Records for processing:

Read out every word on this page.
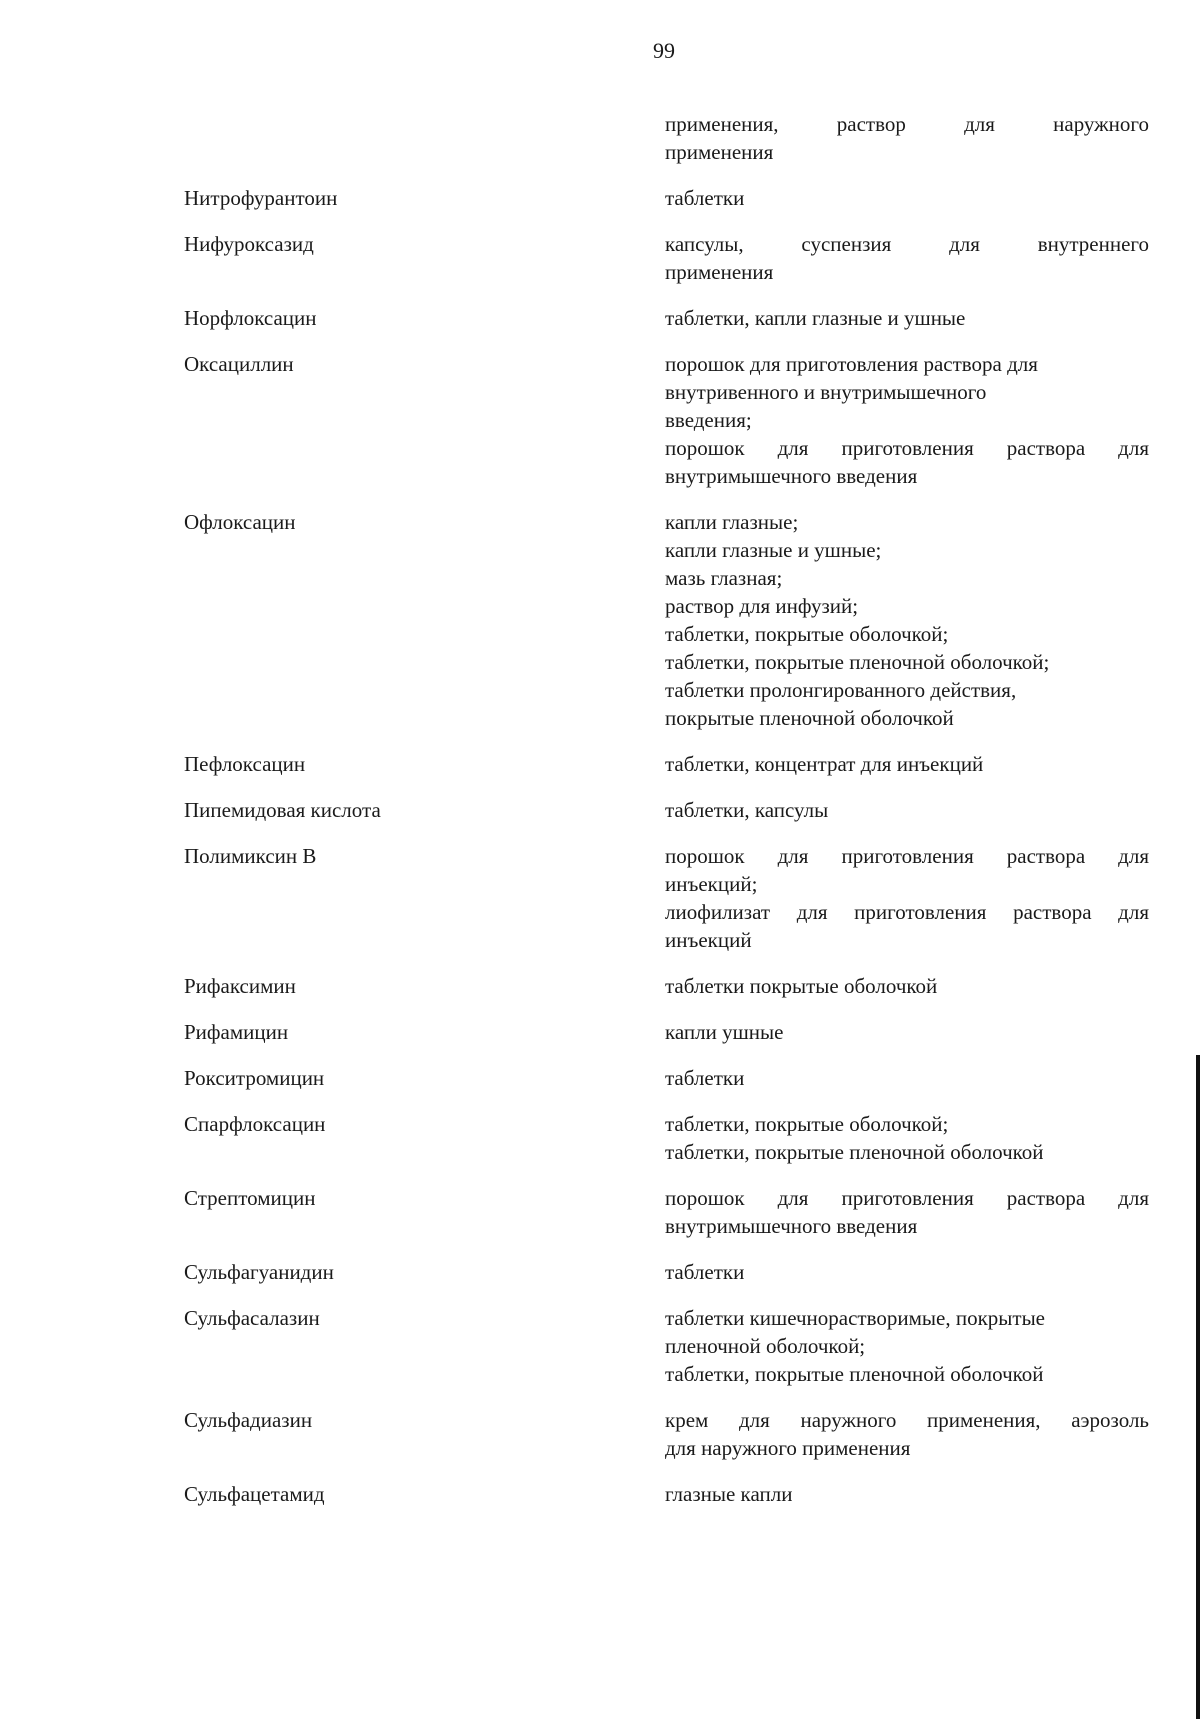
99
применения, раствор для наружного
применения
Нитрофурантоин	таблетки
Нифуроксазид	капсулы, суспензия для внутреннего
применения
Норфлоксацин	таблетки, капли глазные и ушные
Оксациллин	порошок для приготовления раствора для
внутривенного и внутримышечного
введения;
порошок для приготовления раствора для
внутримышечного введения
Офлоксацин	капли глазные;
капли глазные и ушные;
мазь глазная;
раствор для инфузий;
таблетки, покрытые оболочкой;
таблетки, покрытые пленочной оболочкой;
таблетки пролонгированного действия,
покрытые пленочной оболочкой
Пефлоксацин	таблетки, концентрат для инъекций
Пипемидовая кислота	таблетки, капсулы
Полимиксин В	порошок для приготовления раствора для
инъекций;
лиофилизат для приготовления раствора для
инъекций
Рифаксимин	таблетки покрытые оболочкой
Рифамицин	капли ушные
Рокситромицин	таблетки
Спарфлоксацин	таблетки, покрытые оболочкой;
таблетки, покрытые пленочной оболочкой
Стрептомицин	порошок для приготовления раствора для
внутримышечного введения
Сульфагуанидин	таблетки
Сульфасалазин	таблетки кишечнорастворимые, покрытые
пленочной оболочкой;
таблетки, покрытые пленочной оболочкой
Сульфадиазин	крем для наружного применения, аэрозоль
для наружного применения
Сульфацетамид	глазные капли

Requirements:
List every line above that contains the word "приготовления".

Final result:
Оксациллин	порошок для приготовления раствора для
порошок для приготовления раствора для
Полимиксин В	порошок для приготовления раствора для
лиофилизат для приготовления раствора для
Стрептомицин	порошок для приготовления раствора для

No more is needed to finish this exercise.